» **DO THIS**
Among the records below, find each line that includes the string "title" and copy it.

» **DATA ROWS**
________

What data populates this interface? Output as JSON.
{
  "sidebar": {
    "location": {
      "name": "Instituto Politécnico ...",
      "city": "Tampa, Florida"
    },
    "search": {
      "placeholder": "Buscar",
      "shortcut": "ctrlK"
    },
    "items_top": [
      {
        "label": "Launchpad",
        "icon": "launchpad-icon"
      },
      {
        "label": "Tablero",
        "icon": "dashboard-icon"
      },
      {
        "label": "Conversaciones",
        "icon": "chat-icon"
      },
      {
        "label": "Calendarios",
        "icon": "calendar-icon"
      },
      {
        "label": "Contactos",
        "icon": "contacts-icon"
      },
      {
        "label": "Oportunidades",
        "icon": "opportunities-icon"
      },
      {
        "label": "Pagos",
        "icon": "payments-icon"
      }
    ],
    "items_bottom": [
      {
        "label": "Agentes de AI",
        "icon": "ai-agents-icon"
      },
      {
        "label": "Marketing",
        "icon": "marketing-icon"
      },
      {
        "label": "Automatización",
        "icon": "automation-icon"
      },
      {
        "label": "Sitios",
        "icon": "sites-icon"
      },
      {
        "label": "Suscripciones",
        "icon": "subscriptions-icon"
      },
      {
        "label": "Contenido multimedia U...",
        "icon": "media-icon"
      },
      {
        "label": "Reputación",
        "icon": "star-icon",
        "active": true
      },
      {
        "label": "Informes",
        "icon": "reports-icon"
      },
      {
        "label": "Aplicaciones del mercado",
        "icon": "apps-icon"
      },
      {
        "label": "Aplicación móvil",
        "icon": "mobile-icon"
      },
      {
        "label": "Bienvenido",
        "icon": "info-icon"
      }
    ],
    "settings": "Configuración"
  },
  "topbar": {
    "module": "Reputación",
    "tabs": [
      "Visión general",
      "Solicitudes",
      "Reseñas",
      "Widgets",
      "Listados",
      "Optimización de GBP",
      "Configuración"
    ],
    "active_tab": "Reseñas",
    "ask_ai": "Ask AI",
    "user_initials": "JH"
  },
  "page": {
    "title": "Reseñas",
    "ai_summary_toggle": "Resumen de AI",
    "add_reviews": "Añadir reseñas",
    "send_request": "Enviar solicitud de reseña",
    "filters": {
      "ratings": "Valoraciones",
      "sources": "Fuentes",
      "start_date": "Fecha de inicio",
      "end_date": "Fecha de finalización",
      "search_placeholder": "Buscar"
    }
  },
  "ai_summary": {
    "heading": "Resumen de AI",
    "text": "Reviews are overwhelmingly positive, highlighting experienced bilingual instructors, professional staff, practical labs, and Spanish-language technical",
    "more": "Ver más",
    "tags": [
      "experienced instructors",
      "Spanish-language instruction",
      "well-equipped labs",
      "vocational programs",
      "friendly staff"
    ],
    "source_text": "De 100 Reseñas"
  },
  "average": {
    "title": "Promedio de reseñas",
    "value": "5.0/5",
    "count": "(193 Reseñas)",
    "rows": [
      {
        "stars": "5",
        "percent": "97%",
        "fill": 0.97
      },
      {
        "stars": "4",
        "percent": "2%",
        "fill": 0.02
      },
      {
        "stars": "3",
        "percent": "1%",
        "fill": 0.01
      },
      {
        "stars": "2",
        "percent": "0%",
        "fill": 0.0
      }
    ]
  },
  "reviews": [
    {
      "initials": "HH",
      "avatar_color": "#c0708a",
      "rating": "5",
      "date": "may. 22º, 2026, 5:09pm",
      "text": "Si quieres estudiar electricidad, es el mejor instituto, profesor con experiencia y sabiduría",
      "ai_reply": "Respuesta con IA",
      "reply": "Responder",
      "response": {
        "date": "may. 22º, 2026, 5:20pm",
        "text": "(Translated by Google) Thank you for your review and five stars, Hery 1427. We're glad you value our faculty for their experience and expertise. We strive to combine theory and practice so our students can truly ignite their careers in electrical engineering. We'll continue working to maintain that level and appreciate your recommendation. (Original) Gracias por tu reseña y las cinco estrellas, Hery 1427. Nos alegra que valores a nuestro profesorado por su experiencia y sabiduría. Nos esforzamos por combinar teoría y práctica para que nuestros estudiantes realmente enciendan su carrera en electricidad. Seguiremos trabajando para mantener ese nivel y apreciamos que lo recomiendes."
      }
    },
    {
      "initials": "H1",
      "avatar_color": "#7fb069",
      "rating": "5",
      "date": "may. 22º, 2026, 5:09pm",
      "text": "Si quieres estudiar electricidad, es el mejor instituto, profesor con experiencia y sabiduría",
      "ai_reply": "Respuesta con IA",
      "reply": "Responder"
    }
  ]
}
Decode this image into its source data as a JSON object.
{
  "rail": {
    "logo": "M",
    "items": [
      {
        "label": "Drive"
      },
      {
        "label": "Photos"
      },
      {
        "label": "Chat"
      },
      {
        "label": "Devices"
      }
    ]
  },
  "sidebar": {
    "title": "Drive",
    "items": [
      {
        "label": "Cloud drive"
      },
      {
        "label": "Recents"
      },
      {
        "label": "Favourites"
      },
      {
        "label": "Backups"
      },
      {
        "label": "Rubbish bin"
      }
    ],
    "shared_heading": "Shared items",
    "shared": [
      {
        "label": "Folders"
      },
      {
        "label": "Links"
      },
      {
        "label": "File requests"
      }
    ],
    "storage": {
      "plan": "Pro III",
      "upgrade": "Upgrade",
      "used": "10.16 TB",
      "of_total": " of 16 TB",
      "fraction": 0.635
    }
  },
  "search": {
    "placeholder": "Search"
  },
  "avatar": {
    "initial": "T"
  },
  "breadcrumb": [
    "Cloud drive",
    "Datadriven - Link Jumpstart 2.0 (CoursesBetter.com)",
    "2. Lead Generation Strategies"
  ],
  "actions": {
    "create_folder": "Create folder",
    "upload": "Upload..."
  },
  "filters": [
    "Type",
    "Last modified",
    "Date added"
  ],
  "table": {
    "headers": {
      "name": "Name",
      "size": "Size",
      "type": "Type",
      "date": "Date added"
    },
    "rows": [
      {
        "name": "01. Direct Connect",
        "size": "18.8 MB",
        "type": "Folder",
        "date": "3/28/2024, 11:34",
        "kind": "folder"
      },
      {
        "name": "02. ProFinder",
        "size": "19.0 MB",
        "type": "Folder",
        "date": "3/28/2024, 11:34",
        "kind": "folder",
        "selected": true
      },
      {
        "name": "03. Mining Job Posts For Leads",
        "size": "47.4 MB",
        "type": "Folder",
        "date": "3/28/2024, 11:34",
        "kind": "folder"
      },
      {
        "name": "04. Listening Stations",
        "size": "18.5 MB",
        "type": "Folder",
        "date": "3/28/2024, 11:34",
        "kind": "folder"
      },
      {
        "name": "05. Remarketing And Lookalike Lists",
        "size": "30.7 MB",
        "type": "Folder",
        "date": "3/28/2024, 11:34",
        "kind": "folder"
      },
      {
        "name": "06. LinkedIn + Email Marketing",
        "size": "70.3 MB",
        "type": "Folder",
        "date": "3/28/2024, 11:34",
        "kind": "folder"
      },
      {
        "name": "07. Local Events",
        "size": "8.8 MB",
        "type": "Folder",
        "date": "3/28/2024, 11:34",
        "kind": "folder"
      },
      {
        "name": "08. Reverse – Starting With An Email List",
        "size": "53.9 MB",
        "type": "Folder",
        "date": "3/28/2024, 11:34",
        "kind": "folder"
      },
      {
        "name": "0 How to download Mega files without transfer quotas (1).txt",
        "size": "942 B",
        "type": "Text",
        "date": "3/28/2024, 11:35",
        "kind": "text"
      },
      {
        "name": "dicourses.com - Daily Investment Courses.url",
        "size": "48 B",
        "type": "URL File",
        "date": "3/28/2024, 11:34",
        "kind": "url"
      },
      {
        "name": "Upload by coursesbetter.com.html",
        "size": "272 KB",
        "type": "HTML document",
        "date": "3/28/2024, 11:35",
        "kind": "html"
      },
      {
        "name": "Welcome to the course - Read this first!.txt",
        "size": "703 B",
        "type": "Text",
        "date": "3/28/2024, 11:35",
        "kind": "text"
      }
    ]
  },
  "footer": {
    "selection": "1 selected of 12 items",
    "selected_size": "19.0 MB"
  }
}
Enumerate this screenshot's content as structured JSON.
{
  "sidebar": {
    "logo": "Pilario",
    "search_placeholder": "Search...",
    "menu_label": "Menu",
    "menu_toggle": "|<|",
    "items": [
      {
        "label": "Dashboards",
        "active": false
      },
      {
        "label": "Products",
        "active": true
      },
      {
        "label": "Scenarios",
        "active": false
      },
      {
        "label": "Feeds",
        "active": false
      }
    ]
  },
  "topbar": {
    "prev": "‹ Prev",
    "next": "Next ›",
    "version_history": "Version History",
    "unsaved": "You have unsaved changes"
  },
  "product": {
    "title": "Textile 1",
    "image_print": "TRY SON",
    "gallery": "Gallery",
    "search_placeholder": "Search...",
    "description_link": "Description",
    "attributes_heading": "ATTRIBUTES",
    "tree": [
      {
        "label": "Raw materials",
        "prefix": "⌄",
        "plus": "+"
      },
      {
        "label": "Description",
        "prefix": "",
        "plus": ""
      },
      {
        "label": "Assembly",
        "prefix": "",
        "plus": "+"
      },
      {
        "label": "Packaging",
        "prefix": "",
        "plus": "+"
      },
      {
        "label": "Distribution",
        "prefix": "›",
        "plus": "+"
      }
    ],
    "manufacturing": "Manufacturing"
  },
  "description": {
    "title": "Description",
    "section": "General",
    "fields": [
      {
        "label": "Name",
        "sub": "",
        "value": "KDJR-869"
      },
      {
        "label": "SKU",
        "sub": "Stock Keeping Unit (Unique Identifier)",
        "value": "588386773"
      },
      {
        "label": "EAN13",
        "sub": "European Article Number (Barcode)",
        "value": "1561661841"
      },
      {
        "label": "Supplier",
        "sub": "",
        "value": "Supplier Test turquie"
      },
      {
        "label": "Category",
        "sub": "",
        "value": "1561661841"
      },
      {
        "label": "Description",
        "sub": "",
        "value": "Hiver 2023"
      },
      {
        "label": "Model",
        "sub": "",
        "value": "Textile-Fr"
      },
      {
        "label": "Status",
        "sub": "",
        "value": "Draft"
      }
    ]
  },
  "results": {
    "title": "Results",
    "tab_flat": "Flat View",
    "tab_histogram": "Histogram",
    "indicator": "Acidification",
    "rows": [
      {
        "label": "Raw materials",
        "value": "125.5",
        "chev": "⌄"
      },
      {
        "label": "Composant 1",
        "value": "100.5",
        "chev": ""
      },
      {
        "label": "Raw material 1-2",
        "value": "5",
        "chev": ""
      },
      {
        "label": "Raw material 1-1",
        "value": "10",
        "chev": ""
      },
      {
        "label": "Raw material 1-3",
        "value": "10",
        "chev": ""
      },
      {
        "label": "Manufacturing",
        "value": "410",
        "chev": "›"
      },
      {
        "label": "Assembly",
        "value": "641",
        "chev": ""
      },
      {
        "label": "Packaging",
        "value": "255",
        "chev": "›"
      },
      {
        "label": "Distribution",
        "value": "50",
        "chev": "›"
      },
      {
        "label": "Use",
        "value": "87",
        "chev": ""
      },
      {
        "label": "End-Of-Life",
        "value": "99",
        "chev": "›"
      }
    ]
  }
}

________

» **FULL ANSWER**
    "title": "Reseñas",
    "title": "Promedio de reseñas",
    "title": "Drive",
    "title": "Textile 1",
    "title": "Description",
    "title": "Results",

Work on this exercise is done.